Requirement - What is the number of lines that include the word "принципы"? Provide only that figure.
## begin Provided information
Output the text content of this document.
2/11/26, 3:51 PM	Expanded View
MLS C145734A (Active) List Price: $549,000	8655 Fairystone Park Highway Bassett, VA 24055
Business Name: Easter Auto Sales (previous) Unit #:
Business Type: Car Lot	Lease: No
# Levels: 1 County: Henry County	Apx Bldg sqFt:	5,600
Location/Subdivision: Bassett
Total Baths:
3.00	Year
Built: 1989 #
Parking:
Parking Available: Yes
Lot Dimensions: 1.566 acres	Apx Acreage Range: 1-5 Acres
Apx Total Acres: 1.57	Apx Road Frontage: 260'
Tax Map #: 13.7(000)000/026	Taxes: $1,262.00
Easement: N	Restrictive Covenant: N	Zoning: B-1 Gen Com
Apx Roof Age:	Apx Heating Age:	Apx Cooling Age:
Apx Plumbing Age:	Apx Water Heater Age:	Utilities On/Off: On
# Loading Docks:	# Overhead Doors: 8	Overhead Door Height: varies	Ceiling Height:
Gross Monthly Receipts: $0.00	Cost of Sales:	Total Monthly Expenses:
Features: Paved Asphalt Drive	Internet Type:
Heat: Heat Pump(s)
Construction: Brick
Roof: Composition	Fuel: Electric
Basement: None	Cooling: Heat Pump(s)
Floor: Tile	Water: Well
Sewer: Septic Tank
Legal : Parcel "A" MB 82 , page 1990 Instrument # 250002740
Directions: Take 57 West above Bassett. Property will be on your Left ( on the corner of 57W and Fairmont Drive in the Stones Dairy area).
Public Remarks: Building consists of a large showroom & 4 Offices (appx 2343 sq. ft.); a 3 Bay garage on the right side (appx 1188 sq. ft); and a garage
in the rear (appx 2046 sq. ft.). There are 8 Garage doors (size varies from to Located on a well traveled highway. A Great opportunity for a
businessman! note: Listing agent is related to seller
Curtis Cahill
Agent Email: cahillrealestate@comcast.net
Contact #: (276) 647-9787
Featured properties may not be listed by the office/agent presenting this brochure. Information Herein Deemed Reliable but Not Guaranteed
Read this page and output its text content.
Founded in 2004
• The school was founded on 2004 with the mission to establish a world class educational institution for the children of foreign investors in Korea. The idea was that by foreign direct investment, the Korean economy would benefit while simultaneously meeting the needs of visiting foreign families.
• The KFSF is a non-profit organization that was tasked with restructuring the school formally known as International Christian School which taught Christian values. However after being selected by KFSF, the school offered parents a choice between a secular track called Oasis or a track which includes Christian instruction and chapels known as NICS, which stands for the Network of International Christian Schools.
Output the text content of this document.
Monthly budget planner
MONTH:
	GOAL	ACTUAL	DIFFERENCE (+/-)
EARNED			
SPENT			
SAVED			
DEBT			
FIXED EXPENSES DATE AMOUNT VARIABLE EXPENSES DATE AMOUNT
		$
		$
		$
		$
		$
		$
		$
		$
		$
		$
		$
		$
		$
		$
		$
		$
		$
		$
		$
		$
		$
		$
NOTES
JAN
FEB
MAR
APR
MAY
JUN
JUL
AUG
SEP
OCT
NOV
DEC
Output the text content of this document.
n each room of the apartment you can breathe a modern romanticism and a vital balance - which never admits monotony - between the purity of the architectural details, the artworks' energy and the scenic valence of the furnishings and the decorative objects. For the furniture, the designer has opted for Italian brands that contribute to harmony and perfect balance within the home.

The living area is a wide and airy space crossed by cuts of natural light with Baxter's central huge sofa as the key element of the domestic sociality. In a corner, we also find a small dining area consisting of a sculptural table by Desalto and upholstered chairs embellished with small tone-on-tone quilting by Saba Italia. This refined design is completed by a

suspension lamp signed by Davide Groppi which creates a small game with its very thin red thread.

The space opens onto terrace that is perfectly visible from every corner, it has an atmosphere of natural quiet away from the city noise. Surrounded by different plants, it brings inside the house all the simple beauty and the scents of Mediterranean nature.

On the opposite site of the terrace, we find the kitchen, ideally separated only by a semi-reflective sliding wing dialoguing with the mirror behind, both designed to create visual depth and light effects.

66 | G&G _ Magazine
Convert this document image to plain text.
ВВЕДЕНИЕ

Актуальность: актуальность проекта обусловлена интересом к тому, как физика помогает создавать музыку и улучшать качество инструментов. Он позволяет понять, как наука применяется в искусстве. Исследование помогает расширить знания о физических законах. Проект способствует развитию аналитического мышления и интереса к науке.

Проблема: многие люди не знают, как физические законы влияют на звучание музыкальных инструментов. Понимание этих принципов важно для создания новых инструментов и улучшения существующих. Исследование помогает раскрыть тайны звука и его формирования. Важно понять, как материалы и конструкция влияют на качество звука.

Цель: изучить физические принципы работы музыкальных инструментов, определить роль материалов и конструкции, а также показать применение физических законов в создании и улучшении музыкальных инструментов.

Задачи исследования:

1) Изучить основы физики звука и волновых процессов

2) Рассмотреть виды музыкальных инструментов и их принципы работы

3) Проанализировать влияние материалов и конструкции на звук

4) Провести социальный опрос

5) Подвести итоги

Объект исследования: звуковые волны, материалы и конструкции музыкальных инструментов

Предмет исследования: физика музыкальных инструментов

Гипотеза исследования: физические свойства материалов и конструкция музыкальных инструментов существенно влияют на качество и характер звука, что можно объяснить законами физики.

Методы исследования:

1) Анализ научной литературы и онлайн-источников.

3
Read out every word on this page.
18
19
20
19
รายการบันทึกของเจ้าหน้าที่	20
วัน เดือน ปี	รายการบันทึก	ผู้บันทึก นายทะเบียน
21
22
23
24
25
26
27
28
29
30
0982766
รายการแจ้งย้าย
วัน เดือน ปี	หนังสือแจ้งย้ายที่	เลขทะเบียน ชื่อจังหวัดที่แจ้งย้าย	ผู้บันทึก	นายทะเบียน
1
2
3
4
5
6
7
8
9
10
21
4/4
## end Provided information
Exercise solution - 2